> _ÜBUNGSAUFGABEN_
1: Nennen Sie alle Katechismen, die im Textauszug namentlich erwähnt werden, jeweils mit der angegebenen Jahreszahl.
2: Beantworten Sie anhand des Textauszugs die folgenden Fragen.
(a) Seit welchem Jahrhundert gibt es laut Brockhaus Katechismen?
(b) Bis wann waren die Katechismen in den Familien präsent?
(c) In welchem Alter sollte der Christenmensch das ganze Evangelium kennen?
3: Schreiben Sie den Text über E-Learning und klassisch kirchliche Bildung im Anschluss an seinen letzten Satz weiter.

> _TEXTAUSZUG_
——

E-Learning
Eine Herausforderung für klassisch kirchliche Bildung?
von Andreas Mertin
[Originalbeitrag]
Klassisch kirchliche Bildung
Blickt man auf die Geschichte der klassischen religiösen Bildung im Protestantismus, dann kann man zunächst vor allem in den Katechismen erste systematische Formen allgemeiner religiöser Bildung erkennen. Katechismus, so belehrt uns der Brockhaus, sei "seit dem 16. Jahrhundert ein (kurz gefasstes) formal meist in Frage- und Antwortform aufgebautes Lehrbuch über die Grundlehren und -tatsachen des christlichen Glaubens zur Unterweisung in Familie, Kirche und Schule. Bedeutend sind Luthers großer und kleiner Katechismus (beide 1529), für die reformatorischen Kirchen der Heidelberger (1563) und der Genfer Katechismus (1545)". Bis weit ins 20. Jahrhundert waren die Katechismen in den Familien präsent. Und der Brockhaus informiert uns daher zu Recht darüber, dass die pädagogischen Maßnahmen der Reformatoren durchaus wirksam waren: "Bibel und Katechismus prägten fortab den Schulunterricht. Tägliche Bibellektüre wurde üblich. Mit neun oder zehn Jahren schon sollte der Christenmensch das ganze Evangelium kennen. Und so geschah es, mindestens bis ins 18. Jahrhundert hinein", also bis zur durchgehenden Privatisierung der Religion.

——

> _AUFGEFÜHRTE DATENSÄTZE_
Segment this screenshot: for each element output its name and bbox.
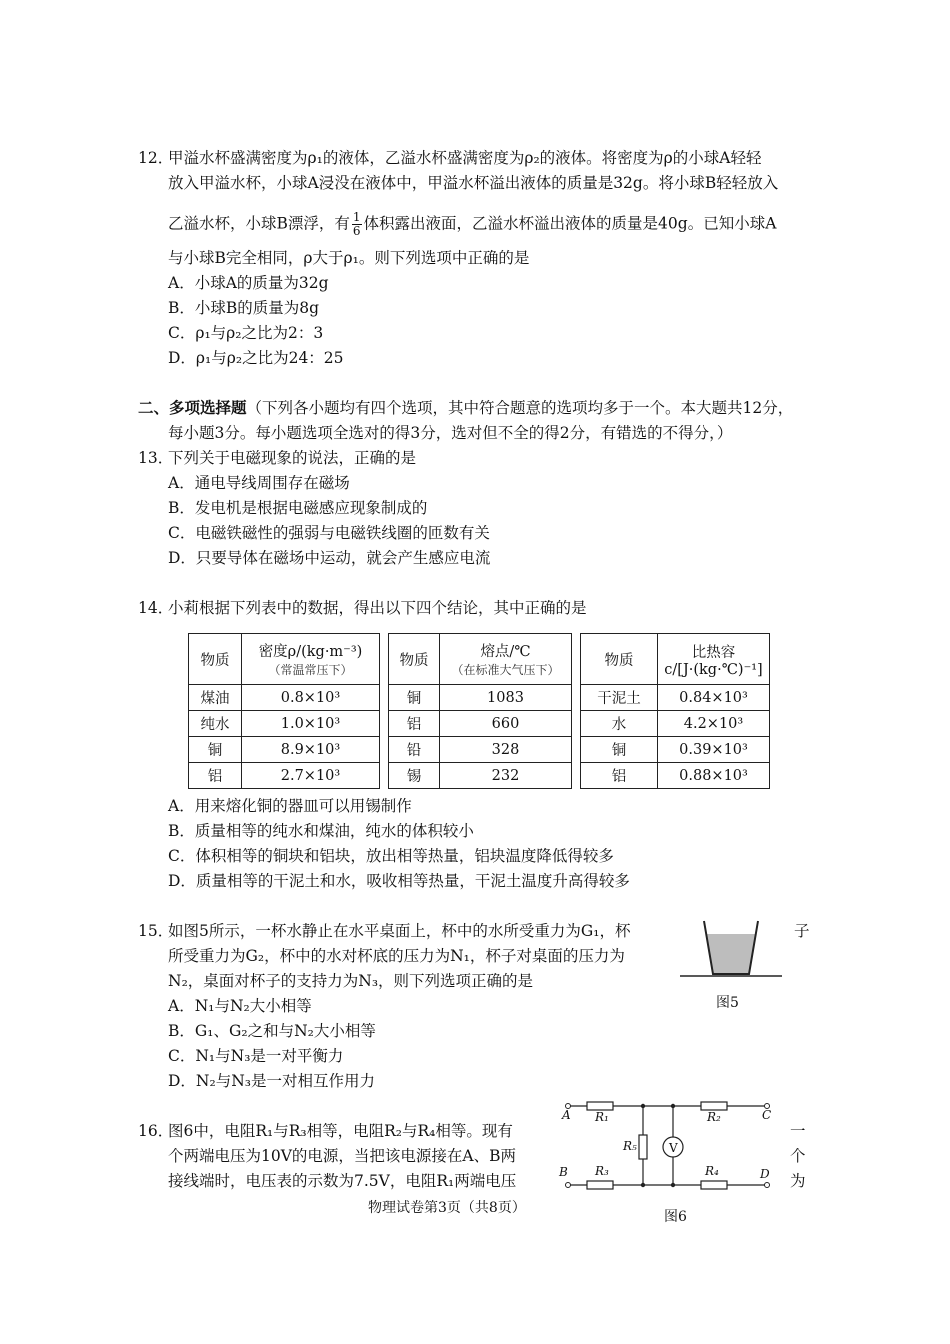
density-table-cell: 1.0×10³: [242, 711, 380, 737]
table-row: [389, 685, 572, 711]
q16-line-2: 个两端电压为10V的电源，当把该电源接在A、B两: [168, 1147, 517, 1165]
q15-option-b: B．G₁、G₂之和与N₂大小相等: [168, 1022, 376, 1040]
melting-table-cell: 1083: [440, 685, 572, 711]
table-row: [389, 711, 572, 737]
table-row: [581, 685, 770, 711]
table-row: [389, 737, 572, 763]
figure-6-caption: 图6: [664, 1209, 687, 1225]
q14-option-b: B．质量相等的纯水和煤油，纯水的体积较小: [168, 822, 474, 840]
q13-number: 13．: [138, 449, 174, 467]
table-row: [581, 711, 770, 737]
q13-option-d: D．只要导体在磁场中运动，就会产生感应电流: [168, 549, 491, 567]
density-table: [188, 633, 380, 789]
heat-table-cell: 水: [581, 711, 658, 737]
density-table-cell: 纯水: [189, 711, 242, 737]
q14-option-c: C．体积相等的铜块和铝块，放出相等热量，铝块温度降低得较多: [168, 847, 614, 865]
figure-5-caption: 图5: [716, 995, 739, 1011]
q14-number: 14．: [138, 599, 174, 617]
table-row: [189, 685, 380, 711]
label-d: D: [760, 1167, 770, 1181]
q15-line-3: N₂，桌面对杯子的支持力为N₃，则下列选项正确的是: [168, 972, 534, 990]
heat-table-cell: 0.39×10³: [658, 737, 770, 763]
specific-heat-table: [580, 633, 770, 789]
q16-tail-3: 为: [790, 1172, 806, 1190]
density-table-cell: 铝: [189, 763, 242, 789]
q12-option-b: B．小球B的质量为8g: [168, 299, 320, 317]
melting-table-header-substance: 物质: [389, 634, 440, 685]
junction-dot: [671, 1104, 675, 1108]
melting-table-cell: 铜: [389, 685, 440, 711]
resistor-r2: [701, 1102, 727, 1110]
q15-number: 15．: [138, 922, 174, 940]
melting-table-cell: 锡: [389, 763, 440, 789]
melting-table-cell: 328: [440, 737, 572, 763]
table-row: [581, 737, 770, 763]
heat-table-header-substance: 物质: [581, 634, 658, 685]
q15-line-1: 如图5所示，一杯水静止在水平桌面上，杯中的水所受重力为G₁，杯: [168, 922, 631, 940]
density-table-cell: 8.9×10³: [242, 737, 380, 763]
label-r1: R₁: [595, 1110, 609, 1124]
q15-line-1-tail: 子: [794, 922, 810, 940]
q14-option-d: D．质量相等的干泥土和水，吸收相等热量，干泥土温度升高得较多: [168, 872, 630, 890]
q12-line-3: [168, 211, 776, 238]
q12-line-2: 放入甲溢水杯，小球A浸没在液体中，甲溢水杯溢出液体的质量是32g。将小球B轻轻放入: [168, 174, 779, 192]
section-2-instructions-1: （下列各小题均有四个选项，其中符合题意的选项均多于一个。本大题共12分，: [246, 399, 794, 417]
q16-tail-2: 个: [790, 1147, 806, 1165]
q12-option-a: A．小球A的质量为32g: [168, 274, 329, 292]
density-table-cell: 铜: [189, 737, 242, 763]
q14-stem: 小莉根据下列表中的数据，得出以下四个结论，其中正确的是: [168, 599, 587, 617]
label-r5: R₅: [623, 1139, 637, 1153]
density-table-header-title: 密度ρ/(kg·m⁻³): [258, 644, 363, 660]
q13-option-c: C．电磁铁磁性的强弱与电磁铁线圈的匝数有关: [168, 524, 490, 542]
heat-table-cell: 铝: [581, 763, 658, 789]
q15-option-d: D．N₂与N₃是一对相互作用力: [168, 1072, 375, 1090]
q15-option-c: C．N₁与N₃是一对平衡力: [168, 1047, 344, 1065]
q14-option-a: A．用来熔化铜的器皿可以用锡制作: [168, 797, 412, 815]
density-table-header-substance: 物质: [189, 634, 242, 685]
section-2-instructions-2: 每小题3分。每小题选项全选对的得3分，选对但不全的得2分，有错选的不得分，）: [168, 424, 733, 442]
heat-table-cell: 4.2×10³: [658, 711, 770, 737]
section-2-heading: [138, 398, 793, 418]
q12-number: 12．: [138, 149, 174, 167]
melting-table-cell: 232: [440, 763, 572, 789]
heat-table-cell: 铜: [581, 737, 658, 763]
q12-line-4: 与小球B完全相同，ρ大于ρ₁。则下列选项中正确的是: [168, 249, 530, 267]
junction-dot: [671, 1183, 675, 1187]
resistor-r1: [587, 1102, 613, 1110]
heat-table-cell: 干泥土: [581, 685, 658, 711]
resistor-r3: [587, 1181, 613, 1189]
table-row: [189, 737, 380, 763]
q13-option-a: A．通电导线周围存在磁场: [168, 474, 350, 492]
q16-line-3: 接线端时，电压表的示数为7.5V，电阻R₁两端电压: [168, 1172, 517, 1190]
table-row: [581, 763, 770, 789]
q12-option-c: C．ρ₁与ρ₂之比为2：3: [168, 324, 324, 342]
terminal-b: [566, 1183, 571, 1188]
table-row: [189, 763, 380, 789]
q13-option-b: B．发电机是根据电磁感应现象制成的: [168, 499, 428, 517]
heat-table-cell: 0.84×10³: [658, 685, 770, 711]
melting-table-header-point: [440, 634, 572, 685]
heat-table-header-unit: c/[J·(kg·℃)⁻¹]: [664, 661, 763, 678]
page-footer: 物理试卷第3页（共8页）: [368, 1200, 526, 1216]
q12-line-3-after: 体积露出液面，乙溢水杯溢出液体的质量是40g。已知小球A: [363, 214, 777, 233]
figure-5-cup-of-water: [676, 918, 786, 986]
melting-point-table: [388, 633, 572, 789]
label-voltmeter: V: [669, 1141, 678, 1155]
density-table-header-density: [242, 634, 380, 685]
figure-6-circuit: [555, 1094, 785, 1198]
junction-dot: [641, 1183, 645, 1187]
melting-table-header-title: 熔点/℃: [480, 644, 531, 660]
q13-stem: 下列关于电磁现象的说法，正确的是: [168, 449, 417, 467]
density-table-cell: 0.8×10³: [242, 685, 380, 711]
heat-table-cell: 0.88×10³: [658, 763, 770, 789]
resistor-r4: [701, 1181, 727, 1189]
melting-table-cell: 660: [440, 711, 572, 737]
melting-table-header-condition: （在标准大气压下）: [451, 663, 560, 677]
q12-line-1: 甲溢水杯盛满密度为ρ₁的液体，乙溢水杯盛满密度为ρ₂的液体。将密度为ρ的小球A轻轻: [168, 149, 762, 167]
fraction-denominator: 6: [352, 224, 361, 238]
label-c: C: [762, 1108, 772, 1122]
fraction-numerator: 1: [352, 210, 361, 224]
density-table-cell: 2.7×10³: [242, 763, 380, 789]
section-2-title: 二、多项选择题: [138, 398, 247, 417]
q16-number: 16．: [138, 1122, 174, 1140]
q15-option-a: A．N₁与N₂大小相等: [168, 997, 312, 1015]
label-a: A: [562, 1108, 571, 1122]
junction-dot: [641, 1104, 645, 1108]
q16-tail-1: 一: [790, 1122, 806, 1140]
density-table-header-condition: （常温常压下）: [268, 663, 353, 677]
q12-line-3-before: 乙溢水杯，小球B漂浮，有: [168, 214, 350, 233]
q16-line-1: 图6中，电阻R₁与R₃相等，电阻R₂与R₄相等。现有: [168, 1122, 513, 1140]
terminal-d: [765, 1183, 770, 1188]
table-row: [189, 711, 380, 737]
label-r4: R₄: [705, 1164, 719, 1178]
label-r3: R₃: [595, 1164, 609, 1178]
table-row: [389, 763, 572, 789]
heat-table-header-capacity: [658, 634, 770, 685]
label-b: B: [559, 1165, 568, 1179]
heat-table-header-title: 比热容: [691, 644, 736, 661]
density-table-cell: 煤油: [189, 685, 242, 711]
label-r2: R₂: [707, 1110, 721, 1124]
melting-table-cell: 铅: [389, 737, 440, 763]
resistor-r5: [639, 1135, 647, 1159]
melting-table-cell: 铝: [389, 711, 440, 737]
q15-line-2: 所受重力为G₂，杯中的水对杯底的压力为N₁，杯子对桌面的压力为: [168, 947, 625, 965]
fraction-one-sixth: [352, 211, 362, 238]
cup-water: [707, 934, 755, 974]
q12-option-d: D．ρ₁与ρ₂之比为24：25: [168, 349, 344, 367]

——

> _SCHRIFTLICHE ANTWORTEN_
1:
- Luthers großer Katechismus (1529)
- Luthers kleiner Katechismus (1529)
- Heidelberger Katechismus (1563)
- Genfer Katechismus (1545)

2:
(a) Seit dem 16. Jahrhundert.
(b) Bis weit ins 20. Jahrhundert.
(c) Mit neun oder zehn Jahren.

3:
Ein weitaus umfangreicheres Werk war Johannes Calvins "Institutio Christianae Religionis" (= Unterricht in der christlichen Religion), in dem dieser eine auf der Vernunft basierende, an den Artikeln des Apostolischen Glaubensbekenntnisses orientierte biblische Theologie entwerfen wollte. Auch dieses Werk war vor allem im Blick auf die nordatlantische reformierte Tradition außerordentlich wirksam. Eine moderne Folge dieser Unterrichtswerke sind der Evangelische und Katholische Erwachsenenkatechismus, die kompendienartig und doch weitgehend in verständlicher Form den Gläubigen die zentralen Gehalte christlichen Glaubens nahe zu bringen suchen.
Schon in reformatorischen Zeiten war die Lehre nicht an das Wort allein gebunden, sondern wurde unter Einsatz aller verfügbaren Medien vermittelt. Gerade die Auseinandersetzungen in der Zeit der Reformation zeichnen sich durch eine konsequente und wirkungsvolle Ingebrauchnahme aller verfügbaren Medien und Vermittlungssysteme aus.
Kirchliche Bildung im Netz?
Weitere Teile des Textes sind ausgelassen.